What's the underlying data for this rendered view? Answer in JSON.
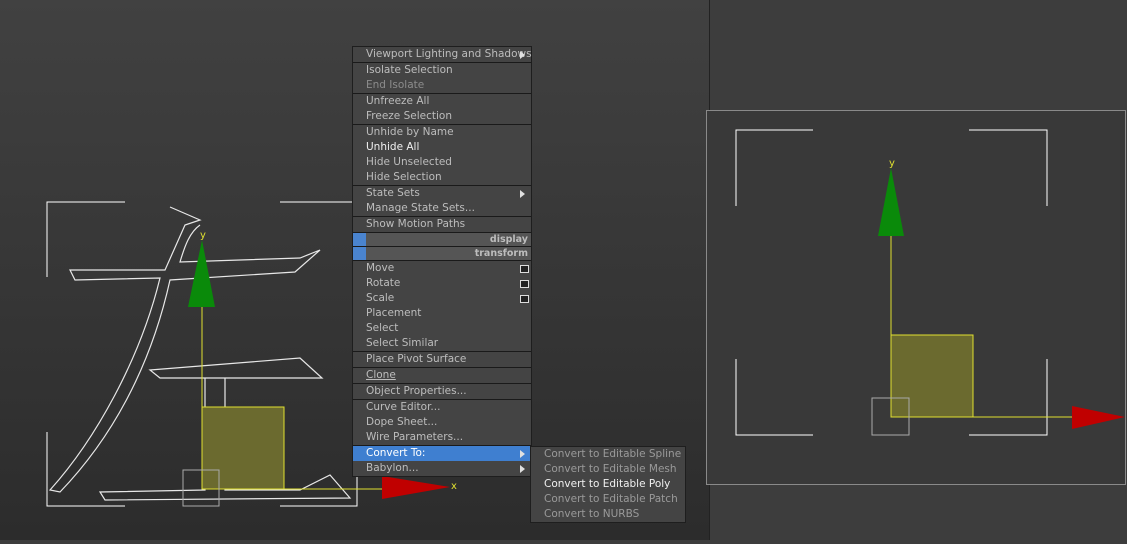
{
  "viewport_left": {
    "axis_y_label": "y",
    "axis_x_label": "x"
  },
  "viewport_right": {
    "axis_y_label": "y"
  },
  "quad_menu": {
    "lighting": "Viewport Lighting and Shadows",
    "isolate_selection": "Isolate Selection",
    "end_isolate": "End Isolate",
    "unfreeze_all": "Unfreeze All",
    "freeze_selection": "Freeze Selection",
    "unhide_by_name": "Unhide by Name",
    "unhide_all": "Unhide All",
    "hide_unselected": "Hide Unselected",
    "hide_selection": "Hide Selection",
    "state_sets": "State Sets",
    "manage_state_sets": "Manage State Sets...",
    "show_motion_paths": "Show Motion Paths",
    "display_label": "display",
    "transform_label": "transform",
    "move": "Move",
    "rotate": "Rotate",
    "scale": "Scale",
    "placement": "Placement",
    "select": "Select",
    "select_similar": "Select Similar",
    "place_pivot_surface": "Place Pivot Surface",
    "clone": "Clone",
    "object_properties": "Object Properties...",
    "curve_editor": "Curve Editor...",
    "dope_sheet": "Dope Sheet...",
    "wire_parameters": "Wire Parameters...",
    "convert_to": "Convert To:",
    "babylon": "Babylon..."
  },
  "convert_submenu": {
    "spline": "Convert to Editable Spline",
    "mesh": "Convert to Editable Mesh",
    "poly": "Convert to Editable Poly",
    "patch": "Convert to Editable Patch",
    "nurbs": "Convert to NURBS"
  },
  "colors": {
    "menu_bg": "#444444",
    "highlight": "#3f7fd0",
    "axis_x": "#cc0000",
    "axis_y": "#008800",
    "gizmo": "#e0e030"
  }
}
★ ★ ★ ★ ★ ★ ★
_GIVEN INSTRUCTION_: Extract the text of all the records above verbatim, excluding pictures.

_SOLUTION TO THE PROBLEM_:
What's the underlying data for this rendered view? Answer in JSON.
{
  "viewport_left": {
    "axis_y_label": "y",
    "axis_x_label": "x"
  },
  "viewport_right": {
    "axis_y_label": "y"
  },
  "quad_menu": {
    "lighting": "Viewport Lighting and Shadows",
    "isolate_selection": "Isolate Selection",
    "end_isolate": "End Isolate",
    "unfreeze_all": "Unfreeze All",
    "freeze_selection": "Freeze Selection",
    "unhide_by_name": "Unhide by Name",
    "unhide_all": "Unhide All",
    "hide_unselected": "Hide Unselected",
    "hide_selection": "Hide Selection",
    "state_sets": "State Sets",
    "manage_state_sets": "Manage State Sets...",
    "show_motion_paths": "Show Motion Paths",
    "display_label": "display",
    "transform_label": "transform",
    "move": "Move",
    "rotate": "Rotate",
    "scale": "Scale",
    "placement": "Placement",
    "select": "Select",
    "select_similar": "Select Similar",
    "place_pivot_surface": "Place Pivot Surface",
    "clone": "Clone",
    "object_properties": "Object Properties...",
    "curve_editor": "Curve Editor...",
    "dope_sheet": "Dope Sheet...",
    "wire_parameters": "Wire Parameters...",
    "convert_to": "Convert To:",
    "babylon": "Babylon..."
  },
  "convert_submenu": {
    "spline": "Convert to Editable Spline",
    "mesh": "Convert to Editable Mesh",
    "poly": "Convert to Editable Poly",
    "patch": "Convert to Editable Patch",
    "nurbs": "Convert to NURBS"
  },
  "colors": {
    "menu_bg": "#444444",
    "highlight": "#3f7fd0",
    "axis_x": "#cc0000",
    "axis_y": "#008800",
    "gizmo": "#e0e030"
  }
}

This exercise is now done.